▶ [What to work on]:
Repeat the entries below exactly as they appear, with no pictures.

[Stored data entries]
━━━

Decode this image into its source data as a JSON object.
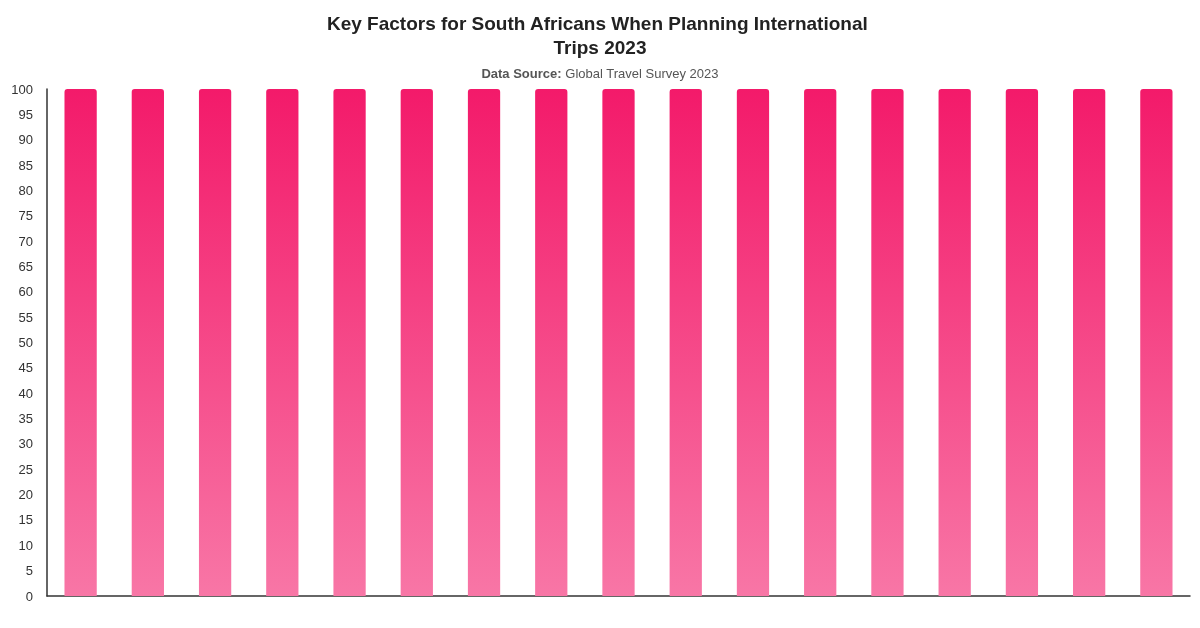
{
  "chart_data": {
    "type": "bar",
    "title": "Key Factors for South Africans When Planning International Trips 2023",
    "subtitle": "Data Source: Global Travel Survey 2023",
    "categories": [
      null,
      null,
      null,
      null,
      null,
      null,
      null,
      null,
      null,
      null,
      null,
      null,
      null,
      null,
      null,
      null,
      null
    ],
    "values": [
      100,
      100,
      100,
      100,
      100,
      100,
      100,
      100,
      100,
      100,
      100,
      100,
      100,
      100,
      100,
      100,
      100
    ],
    "color": "#f31a6a",
    "ylim": [
      0,
      100
    ],
    "yticks": [
      0,
      5,
      10,
      15,
      20,
      25,
      30,
      35,
      40,
      45,
      50,
      55,
      60,
      65,
      70,
      75,
      80,
      85,
      90,
      95,
      100
    ],
    "grid": false
  }
}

━━━

▶ [Response below]:
Decode this image into its source data as a JSON object.
{
  "chart_data": {
    "type": "bar",
    "title": "Key Factors for South Africans When Planning International Trips 2023",
    "subtitle": "Data Source: Global Travel Survey 2023",
    "categories": [
      null,
      null,
      null,
      null,
      null,
      null,
      null,
      null,
      null,
      null,
      null,
      null,
      null,
      null,
      null,
      null,
      null
    ],
    "values": [
      100,
      100,
      100,
      100,
      100,
      100,
      100,
      100,
      100,
      100,
      100,
      100,
      100,
      100,
      100,
      100,
      100
    ],
    "color": "#f31a6a",
    "ylim": [
      0,
      100
    ],
    "yticks": [
      0,
      5,
      10,
      15,
      20,
      25,
      30,
      35,
      40,
      45,
      50,
      55,
      60,
      65,
      70,
      75,
      80,
      85,
      90,
      95,
      100
    ],
    "grid": false
  }
}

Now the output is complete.